Selected passage:
•••••
# Airy & Light Eggless Chocolate Sponge Cake required



## mannslove (Jul 26, 2018)

Hi,

I have been trying to get the perfect recipe to make airy and light Eggless Chocolate Sponge Cake. So far, I have been using premix to make the cake but now it isn't available anymore and hence I want to make it on my own. Following are the recipes:

*Premix Cake (DREAM CAKE) recipe:*
270 gms cake mix
80 ml Oil
200 ml water

*My Cake recipe:*
1.5 cups all purpose flour
3 tbsp cocoa powder
1 cup sugar
1/4 cup oil
1 tsp baking soda
1 tbsp lemon juice
1 cup water
1/4 tsp salt
1/2 tsp vanilla

*Few other details:*
For both cakes (DREAM & MY CAKES), I have used convection mode in oven and baked both of them at 180 degrees for 30 minutes using the same size pan and used exactly same quantity of batter for both cakes. The only difference in both cases is the recipe.

*Results:*

*DREAM CAKE:*
- Cake is very spongy, airy and light.
- Cake leaves the sides of pan after 30 minutes of baking.
- Perfect taste and dry texture.
- Height of DREAM CAKE more than height of MY CAKE.
- Doesnt stick at all.

*MY CAKE:*
- Cake is not very spongy or airy. It is heavy.
- Cake doesn't leave the side of pan after 30 minutes of baking.
- Very sticky.
- Height of MY CAKE less than height of DREAM CAKE.
- To increase the height or incorporate air, if I use excess baking soda, volume increases, but taste turns soapy.
•••••
Directions for this task:
In the forum post on eggless chocolate sponge cake, at what temperature and for how long were both cakes baked?

Data entries:
•••••
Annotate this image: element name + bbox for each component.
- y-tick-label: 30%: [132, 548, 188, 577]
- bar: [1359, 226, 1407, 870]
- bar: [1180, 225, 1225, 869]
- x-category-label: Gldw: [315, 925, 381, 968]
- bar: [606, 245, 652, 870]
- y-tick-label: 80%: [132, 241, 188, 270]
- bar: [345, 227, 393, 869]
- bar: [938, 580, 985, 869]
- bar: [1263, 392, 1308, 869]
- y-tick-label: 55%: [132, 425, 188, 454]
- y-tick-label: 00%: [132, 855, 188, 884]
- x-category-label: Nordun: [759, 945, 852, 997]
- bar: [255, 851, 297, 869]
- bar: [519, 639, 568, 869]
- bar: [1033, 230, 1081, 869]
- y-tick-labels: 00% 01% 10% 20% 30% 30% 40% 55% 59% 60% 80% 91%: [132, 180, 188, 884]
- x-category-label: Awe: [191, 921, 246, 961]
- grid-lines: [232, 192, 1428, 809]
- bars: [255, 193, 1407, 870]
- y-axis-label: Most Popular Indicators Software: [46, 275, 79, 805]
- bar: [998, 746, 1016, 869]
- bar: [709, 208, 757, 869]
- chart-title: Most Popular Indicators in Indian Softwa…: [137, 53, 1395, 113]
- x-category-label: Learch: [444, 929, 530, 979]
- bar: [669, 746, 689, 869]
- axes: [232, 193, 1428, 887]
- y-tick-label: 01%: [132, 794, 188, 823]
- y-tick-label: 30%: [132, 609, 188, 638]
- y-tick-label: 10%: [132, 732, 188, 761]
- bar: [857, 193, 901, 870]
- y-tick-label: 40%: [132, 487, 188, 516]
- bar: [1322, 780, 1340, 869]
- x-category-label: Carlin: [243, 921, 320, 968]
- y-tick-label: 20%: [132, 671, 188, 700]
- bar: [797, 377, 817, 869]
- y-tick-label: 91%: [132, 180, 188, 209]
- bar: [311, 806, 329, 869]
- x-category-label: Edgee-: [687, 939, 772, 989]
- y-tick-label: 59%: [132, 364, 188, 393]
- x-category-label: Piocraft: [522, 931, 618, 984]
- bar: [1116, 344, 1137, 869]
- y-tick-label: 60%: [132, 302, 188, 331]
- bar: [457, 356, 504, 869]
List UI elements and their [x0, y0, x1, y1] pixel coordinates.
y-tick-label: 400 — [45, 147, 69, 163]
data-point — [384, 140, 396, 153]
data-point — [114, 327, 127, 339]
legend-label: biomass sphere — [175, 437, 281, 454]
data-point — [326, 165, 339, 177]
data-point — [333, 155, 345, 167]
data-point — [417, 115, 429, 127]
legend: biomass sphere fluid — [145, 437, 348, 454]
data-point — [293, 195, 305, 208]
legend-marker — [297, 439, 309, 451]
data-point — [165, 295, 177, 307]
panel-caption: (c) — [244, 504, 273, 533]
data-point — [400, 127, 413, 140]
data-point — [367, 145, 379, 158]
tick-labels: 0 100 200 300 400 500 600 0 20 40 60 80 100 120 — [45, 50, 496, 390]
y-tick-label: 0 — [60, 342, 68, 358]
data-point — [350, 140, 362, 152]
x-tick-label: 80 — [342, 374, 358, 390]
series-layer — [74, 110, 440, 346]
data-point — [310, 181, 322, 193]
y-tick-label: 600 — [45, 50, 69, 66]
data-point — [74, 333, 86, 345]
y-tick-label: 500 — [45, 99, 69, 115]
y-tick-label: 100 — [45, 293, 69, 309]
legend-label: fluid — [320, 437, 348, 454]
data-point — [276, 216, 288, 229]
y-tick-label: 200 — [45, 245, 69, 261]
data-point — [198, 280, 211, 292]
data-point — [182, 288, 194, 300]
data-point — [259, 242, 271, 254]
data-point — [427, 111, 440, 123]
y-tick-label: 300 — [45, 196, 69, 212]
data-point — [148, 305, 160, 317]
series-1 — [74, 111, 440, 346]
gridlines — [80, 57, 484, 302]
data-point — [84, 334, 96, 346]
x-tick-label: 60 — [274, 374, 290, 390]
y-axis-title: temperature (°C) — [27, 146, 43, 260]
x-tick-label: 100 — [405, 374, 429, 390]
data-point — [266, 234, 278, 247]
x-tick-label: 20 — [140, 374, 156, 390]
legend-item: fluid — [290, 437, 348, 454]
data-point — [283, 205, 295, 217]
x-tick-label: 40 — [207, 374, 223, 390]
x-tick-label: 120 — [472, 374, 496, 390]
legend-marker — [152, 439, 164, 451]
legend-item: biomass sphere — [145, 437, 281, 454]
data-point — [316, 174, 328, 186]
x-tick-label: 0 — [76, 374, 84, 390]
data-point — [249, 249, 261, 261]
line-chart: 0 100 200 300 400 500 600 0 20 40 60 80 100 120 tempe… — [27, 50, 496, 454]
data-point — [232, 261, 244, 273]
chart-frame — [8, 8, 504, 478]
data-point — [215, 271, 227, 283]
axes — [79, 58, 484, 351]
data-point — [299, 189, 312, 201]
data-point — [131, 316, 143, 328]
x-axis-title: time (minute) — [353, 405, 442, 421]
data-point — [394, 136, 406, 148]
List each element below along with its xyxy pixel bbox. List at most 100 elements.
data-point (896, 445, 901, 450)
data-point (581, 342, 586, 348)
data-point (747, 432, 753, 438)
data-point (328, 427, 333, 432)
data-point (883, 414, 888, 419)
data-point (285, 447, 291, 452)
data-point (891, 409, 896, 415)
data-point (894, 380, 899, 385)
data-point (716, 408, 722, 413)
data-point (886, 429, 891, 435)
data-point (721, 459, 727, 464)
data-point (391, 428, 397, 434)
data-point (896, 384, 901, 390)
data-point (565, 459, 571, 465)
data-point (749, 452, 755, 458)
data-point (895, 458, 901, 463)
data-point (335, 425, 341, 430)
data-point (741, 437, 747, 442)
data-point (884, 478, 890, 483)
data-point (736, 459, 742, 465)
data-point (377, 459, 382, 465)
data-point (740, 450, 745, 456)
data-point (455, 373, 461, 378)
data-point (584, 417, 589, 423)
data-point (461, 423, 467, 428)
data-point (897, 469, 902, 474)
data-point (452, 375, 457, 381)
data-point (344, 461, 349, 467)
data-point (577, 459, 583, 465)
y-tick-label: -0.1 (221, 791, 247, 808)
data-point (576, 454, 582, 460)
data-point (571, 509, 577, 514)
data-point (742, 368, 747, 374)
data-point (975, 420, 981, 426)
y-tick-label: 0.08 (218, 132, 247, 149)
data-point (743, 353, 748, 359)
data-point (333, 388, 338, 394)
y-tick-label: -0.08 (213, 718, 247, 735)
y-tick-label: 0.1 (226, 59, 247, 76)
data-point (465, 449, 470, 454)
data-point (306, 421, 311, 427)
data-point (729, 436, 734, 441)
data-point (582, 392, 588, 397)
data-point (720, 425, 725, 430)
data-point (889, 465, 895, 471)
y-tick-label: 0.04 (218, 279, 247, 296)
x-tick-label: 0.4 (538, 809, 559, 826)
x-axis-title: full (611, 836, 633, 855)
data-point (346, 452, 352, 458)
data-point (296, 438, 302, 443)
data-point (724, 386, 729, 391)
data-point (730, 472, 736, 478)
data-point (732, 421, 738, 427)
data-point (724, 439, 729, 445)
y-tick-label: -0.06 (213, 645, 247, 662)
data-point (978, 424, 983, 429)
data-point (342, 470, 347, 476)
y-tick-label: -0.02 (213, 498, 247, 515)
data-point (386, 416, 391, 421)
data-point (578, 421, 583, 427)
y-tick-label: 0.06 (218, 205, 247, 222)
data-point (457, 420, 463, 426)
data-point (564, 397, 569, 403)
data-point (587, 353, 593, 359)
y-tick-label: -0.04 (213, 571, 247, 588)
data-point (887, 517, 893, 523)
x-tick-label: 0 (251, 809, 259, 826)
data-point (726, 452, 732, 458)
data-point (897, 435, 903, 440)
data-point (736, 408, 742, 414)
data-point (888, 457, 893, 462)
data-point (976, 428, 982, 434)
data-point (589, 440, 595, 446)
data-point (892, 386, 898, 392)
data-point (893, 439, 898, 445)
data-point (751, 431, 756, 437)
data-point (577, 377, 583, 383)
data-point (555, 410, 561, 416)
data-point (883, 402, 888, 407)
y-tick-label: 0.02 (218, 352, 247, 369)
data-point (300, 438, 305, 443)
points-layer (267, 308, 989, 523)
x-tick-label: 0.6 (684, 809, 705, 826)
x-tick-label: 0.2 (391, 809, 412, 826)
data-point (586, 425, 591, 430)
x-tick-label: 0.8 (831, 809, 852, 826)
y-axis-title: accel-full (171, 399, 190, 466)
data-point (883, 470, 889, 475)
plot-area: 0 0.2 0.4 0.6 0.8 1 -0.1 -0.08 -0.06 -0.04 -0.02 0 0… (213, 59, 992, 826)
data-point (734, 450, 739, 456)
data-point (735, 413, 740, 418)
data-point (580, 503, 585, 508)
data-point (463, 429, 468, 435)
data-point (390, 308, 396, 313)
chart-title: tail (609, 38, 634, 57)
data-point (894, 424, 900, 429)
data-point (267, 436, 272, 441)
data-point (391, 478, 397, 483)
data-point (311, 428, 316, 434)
•••••
Written answer:
Both were baked at 180 degrees for 30 minutes in convection mode.